WORK REQUIRED: Output every line below exactly.

== GIVEN RECORDS

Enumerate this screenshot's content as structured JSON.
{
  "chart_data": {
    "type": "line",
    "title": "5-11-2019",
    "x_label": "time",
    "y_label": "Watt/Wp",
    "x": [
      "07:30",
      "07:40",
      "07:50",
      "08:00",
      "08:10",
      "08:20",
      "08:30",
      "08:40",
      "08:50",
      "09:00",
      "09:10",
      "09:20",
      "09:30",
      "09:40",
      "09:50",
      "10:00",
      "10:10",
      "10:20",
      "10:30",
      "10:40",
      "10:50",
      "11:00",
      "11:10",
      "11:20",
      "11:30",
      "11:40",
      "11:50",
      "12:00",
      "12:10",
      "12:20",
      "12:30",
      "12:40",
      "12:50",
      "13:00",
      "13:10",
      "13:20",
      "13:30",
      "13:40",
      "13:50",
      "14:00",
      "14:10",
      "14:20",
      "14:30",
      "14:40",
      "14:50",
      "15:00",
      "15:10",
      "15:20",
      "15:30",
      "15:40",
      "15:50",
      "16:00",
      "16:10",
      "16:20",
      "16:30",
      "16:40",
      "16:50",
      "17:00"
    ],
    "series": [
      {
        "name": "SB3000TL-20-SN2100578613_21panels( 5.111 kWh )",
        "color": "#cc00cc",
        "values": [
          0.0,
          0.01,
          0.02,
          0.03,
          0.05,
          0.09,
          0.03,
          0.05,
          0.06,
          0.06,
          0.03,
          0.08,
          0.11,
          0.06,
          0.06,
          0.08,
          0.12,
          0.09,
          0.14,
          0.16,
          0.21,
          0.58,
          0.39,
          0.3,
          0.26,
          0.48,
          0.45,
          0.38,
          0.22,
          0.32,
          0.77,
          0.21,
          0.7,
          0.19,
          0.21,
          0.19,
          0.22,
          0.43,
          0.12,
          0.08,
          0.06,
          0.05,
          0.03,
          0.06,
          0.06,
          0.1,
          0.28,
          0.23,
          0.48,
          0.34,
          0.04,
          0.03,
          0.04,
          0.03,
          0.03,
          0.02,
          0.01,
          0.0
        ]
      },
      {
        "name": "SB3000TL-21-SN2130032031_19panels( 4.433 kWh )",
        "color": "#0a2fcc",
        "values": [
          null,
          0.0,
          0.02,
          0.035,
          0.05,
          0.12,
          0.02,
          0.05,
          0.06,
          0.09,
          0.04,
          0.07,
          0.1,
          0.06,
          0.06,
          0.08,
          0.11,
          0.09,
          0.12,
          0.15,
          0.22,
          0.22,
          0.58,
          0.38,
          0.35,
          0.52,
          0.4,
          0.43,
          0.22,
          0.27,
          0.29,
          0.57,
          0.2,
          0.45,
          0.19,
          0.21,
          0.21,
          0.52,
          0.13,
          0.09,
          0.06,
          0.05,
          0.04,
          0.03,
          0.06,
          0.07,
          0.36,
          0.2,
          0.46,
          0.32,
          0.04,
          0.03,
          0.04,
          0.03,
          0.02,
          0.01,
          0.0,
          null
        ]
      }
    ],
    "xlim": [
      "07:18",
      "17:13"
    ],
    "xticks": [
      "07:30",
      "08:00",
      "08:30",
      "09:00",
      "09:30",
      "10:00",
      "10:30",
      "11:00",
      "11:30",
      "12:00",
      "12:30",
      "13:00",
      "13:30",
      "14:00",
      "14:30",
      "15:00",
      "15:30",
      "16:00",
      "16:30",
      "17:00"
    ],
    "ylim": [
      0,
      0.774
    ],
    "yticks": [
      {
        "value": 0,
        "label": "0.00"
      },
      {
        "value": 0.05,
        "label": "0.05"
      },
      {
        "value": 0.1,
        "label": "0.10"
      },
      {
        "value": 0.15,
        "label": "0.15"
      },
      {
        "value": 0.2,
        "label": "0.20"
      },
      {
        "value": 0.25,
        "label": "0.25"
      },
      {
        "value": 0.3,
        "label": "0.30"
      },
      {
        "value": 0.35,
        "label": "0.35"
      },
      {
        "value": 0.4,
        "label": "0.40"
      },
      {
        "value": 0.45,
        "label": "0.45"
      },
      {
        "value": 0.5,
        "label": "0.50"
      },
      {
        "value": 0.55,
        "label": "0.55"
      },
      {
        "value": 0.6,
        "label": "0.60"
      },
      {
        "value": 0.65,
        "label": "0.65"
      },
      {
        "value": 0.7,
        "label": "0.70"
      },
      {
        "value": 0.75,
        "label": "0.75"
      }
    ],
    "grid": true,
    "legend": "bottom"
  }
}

====

RIGHT ANSWER:
Enumerate this screenshot's content as structured JSON.
{
  "chart_data": {
    "type": "line",
    "title": "5-11-2019",
    "x_label": "time",
    "y_label": "Watt/Wp",
    "x": [
      "07:30",
      "07:40",
      "07:50",
      "08:00",
      "08:10",
      "08:20",
      "08:30",
      "08:40",
      "08:50",
      "09:00",
      "09:10",
      "09:20",
      "09:30",
      "09:40",
      "09:50",
      "10:00",
      "10:10",
      "10:20",
      "10:30",
      "10:40",
      "10:50",
      "11:00",
      "11:10",
      "11:20",
      "11:30",
      "11:40",
      "11:50",
      "12:00",
      "12:10",
      "12:20",
      "12:30",
      "12:40",
      "12:50",
      "13:00",
      "13:10",
      "13:20",
      "13:30",
      "13:40",
      "13:50",
      "14:00",
      "14:10",
      "14:20",
      "14:30",
      "14:40",
      "14:50",
      "15:00",
      "15:10",
      "15:20",
      "15:30",
      "15:40",
      "15:50",
      "16:00",
      "16:10",
      "16:20",
      "16:30",
      "16:40",
      "16:50",
      "17:00"
    ],
    "series": [
      {
        "name": "SB3000TL-20-SN2100578613_21panels( 5.111 kWh )",
        "color": "#cc00cc",
        "values": [
          0.0,
          0.01,
          0.02,
          0.03,
          0.05,
          0.09,
          0.03,
          0.05,
          0.06,
          0.06,
          0.03,
          0.08,
          0.11,
          0.06,
          0.06,
          0.08,
          0.12,
          0.09,
          0.14,
          0.16,
          0.21,
          0.58,
          0.39,
          0.3,
          0.26,
          0.48,
          0.45,
          0.38,
          0.22,
          0.32,
          0.77,
          0.21,
          0.7,
          0.19,
          0.21,
          0.19,
          0.22,
          0.43,
          0.12,
          0.08,
          0.06,
          0.05,
          0.03,
          0.06,
          0.06,
          0.1,
          0.28,
          0.23,
          0.48,
          0.34,
          0.04,
          0.03,
          0.04,
          0.03,
          0.03,
          0.02,
          0.01,
          0.0
        ]
      },
      {
        "name": "SB3000TL-21-SN2130032031_19panels( 4.433 kWh )",
        "color": "#0a2fcc",
        "values": [
          null,
          0.0,
          0.02,
          0.035,
          0.05,
          0.12,
          0.02,
          0.05,
          0.06,
          0.09,
          0.04,
          0.07,
          0.1,
          0.06,
          0.06,
          0.08,
          0.11,
          0.09,
          0.12,
          0.15,
          0.22,
          0.22,
          0.58,
          0.38,
          0.35,
          0.52,
          0.4,
          0.43,
          0.22,
          0.27,
          0.29,
          0.57,
          0.2,
          0.45,
          0.19,
          0.21,
          0.21,
          0.52,
          0.13,
          0.09,
          0.06,
          0.05,
          0.04,
          0.03,
          0.06,
          0.07,
          0.36,
          0.2,
          0.46,
          0.32,
          0.04,
          0.03,
          0.04,
          0.03,
          0.02,
          0.01,
          0.0,
          null
        ]
      }
    ],
    "xlim": [
      "07:18",
      "17:13"
    ],
    "xticks": [
      "07:30",
      "08:00",
      "08:30",
      "09:00",
      "09:30",
      "10:00",
      "10:30",
      "11:00",
      "11:30",
      "12:00",
      "12:30",
      "13:00",
      "13:30",
      "14:00",
      "14:30",
      "15:00",
      "15:30",
      "16:00",
      "16:30",
      "17:00"
    ],
    "ylim": [
      0,
      0.774
    ],
    "yticks": [
      {
        "value": 0,
        "label": "0.00"
      },
      {
        "value": 0.05,
        "label": "0.05"
      },
      {
        "value": 0.1,
        "label": "0.10"
      },
      {
        "value": 0.15,
        "label": "0.15"
      },
      {
        "value": 0.2,
        "label": "0.20"
      },
      {
        "value": 0.25,
        "label": "0.25"
      },
      {
        "value": 0.3,
        "label": "0.30"
      },
      {
        "value": 0.35,
        "label": "0.35"
      },
      {
        "value": 0.4,
        "label": "0.40"
      },
      {
        "value": 0.45,
        "label": "0.45"
      },
      {
        "value": 0.5,
        "label": "0.50"
      },
      {
        "value": 0.55,
        "label": "0.55"
      },
      {
        "value": 0.6,
        "label": "0.60"
      },
      {
        "value": 0.65,
        "label": "0.65"
      },
      {
        "value": 0.7,
        "label": "0.70"
      },
      {
        "value": 0.75,
        "label": "0.75"
      }
    ],
    "grid": true,
    "legend": "bottom"
  }
}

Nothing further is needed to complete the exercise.